• **Dataset items**:
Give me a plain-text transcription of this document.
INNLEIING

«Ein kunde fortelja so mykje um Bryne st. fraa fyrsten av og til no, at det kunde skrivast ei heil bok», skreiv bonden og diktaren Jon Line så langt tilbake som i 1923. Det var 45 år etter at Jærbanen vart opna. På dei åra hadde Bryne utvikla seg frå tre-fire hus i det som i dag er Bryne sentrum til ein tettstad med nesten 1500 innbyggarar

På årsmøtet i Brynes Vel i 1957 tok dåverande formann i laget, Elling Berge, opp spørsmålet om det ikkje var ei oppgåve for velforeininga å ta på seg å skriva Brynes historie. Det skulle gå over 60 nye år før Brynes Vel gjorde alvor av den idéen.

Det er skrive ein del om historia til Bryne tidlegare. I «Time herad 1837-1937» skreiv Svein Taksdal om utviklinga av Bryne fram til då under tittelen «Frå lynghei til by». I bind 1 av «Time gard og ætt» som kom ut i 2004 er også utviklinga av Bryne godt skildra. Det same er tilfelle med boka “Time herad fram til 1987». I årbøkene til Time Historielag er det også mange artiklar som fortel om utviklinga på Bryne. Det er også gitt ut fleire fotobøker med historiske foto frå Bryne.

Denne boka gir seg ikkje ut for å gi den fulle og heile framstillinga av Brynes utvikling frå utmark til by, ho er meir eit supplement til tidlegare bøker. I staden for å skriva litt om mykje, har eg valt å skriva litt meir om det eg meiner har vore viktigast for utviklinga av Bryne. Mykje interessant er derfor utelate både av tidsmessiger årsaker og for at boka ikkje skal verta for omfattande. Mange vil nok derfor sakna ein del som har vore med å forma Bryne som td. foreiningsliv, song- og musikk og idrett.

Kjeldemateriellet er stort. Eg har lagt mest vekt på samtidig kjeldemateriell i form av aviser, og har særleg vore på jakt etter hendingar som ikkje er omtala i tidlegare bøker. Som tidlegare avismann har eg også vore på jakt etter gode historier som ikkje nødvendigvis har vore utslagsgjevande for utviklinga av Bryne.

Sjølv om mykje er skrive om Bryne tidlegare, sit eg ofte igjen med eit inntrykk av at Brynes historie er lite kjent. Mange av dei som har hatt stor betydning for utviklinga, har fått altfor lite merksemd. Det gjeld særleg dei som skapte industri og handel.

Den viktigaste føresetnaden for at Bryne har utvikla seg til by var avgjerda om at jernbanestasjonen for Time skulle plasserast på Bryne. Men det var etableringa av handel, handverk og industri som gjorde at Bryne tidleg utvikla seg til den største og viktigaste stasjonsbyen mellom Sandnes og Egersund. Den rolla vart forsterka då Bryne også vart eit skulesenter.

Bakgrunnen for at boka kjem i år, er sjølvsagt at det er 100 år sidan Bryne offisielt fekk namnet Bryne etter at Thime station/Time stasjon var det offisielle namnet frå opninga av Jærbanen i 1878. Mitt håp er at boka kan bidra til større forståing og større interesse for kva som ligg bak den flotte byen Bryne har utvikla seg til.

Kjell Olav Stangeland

• **YOUR GOAL**:
Pull every line containing "skreiv" from the material above.

• **RIGHT ANSWER**:
«Ein kunde fortelja so mykje um Bryne st. fraa fyrsten av og til no, at det kunde skrivast ei heil bok», skreiv bonden og diktaren Jon Line så langt tilbake som i 1923. Det var 45 år etter at Jærbanen vart opna. På dei åra hadde Bryne utvikla seg frå tre-fire hus i det som i dag er Bryne sentrum til ein tettstad med nesten 1500 innbyggarar
Det er skrive ein del om historia til Bryne tidlegare. I «Time herad 1837-1937» skreiv Svein Taksdal om utviklinga av Bryne fram til då under tittelen «Frå lynghei til by». I bind 1 av «Time gard og ætt» som kom ut i 2004 er også utviklinga av Bryne godt skildra. Det same er tilfelle med boka “Time herad fram til 1987». I årbøkene til Time Historielag er det også mange artiklar som fortel om utviklinga på Bryne. Det er også gitt ut fleire fotobøker med historiske foto frå Bryne.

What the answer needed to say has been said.